_To be done:_ Below is the data. Give it again, complete and exact.

- - -

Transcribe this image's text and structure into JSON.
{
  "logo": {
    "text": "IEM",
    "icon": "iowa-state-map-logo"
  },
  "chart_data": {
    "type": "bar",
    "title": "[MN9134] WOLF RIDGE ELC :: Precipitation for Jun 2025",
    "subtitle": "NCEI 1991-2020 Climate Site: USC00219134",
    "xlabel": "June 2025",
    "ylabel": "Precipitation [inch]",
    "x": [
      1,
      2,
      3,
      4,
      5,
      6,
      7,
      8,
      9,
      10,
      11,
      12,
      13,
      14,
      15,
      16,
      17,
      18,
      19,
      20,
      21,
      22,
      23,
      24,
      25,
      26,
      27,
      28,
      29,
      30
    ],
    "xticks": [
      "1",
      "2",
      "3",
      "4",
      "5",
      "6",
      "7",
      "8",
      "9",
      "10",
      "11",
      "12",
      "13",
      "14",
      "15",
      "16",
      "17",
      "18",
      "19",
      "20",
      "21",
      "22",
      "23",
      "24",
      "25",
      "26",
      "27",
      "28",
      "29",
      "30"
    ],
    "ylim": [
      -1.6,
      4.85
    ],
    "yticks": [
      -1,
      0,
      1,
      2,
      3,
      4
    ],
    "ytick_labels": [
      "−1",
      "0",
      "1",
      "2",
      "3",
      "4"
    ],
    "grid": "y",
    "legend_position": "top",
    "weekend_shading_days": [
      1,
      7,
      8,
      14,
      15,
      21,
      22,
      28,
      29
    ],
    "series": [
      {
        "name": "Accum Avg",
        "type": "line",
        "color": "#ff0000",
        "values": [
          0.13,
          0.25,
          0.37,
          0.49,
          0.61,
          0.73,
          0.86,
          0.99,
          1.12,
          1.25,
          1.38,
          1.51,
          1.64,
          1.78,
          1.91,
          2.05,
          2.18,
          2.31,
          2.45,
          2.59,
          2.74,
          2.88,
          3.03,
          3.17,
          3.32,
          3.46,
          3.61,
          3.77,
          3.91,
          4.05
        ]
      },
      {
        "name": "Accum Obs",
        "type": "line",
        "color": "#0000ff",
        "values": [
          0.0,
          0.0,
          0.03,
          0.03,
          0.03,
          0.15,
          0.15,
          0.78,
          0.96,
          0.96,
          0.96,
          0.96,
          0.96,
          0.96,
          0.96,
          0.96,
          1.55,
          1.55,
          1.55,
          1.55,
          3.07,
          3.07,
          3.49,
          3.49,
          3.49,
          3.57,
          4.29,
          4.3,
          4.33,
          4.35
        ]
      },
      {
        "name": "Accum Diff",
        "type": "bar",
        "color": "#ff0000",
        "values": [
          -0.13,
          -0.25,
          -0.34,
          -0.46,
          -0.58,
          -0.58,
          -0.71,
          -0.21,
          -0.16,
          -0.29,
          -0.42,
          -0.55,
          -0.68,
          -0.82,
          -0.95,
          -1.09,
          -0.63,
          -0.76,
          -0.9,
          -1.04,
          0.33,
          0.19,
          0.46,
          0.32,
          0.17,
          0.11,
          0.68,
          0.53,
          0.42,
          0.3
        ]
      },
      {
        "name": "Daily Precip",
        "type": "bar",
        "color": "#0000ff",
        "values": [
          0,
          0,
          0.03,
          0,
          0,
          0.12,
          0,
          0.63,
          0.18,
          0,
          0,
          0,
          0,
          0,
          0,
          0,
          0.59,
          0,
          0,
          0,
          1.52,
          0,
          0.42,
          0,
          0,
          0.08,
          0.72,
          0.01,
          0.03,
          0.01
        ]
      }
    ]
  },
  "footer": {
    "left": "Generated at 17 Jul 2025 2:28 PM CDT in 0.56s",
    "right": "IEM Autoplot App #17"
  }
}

- - -

_Answer to this task:_
Transcribe this image's text and structure into JSON.
{
  "logo": {
    "text": "IEM",
    "icon": "iowa-state-map-logo"
  },
  "chart_data": {
    "type": "bar",
    "title": "[MN9134] WOLF RIDGE ELC :: Precipitation for Jun 2025",
    "subtitle": "NCEI 1991-2020 Climate Site: USC00219134",
    "xlabel": "June 2025",
    "ylabel": "Precipitation [inch]",
    "x": [
      1,
      2,
      3,
      4,
      5,
      6,
      7,
      8,
      9,
      10,
      11,
      12,
      13,
      14,
      15,
      16,
      17,
      18,
      19,
      20,
      21,
      22,
      23,
      24,
      25,
      26,
      27,
      28,
      29,
      30
    ],
    "xticks": [
      "1",
      "2",
      "3",
      "4",
      "5",
      "6",
      "7",
      "8",
      "9",
      "10",
      "11",
      "12",
      "13",
      "14",
      "15",
      "16",
      "17",
      "18",
      "19",
      "20",
      "21",
      "22",
      "23",
      "24",
      "25",
      "26",
      "27",
      "28",
      "29",
      "30"
    ],
    "ylim": [
      -1.6,
      4.85
    ],
    "yticks": [
      -1,
      0,
      1,
      2,
      3,
      4
    ],
    "ytick_labels": [
      "−1",
      "0",
      "1",
      "2",
      "3",
      "4"
    ],
    "grid": "y",
    "legend_position": "top",
    "weekend_shading_days": [
      1,
      7,
      8,
      14,
      15,
      21,
      22,
      28,
      29
    ],
    "series": [
      {
        "name": "Accum Avg",
        "type": "line",
        "color": "#ff0000",
        "values": [
          0.13,
          0.25,
          0.37,
          0.49,
          0.61,
          0.73,
          0.86,
          0.99,
          1.12,
          1.25,
          1.38,
          1.51,
          1.64,
          1.78,
          1.91,
          2.05,
          2.18,
          2.31,
          2.45,
          2.59,
          2.74,
          2.88,
          3.03,
          3.17,
          3.32,
          3.46,
          3.61,
          3.77,
          3.91,
          4.05
        ]
      },
      {
        "name": "Accum Obs",
        "type": "line",
        "color": "#0000ff",
        "values": [
          0.0,
          0.0,
          0.03,
          0.03,
          0.03,
          0.15,
          0.15,
          0.78,
          0.96,
          0.96,
          0.96,
          0.96,
          0.96,
          0.96,
          0.96,
          0.96,
          1.55,
          1.55,
          1.55,
          1.55,
          3.07,
          3.07,
          3.49,
          3.49,
          3.49,
          3.57,
          4.29,
          4.3,
          4.33,
          4.35
        ]
      },
      {
        "name": "Accum Diff",
        "type": "bar",
        "color": "#ff0000",
        "values": [
          -0.13,
          -0.25,
          -0.34,
          -0.46,
          -0.58,
          -0.58,
          -0.71,
          -0.21,
          -0.16,
          -0.29,
          -0.42,
          -0.55,
          -0.68,
          -0.82,
          -0.95,
          -1.09,
          -0.63,
          -0.76,
          -0.9,
          -1.04,
          0.33,
          0.19,
          0.46,
          0.32,
          0.17,
          0.11,
          0.68,
          0.53,
          0.42,
          0.3
        ]
      },
      {
        "name": "Daily Precip",
        "type": "bar",
        "color": "#0000ff",
        "values": [
          0,
          0,
          0.03,
          0,
          0,
          0.12,
          0,
          0.63,
          0.18,
          0,
          0,
          0,
          0,
          0,
          0,
          0,
          0.59,
          0,
          0,
          0,
          1.52,
          0,
          0.42,
          0,
          0,
          0.08,
          0.72,
          0.01,
          0.03,
          0.01
        ]
      }
    ]
  },
  "footer": {
    "left": "Generated at 17 Jul 2025 2:28 PM CDT in 0.56s",
    "right": "IEM Autoplot App #17"
  }
}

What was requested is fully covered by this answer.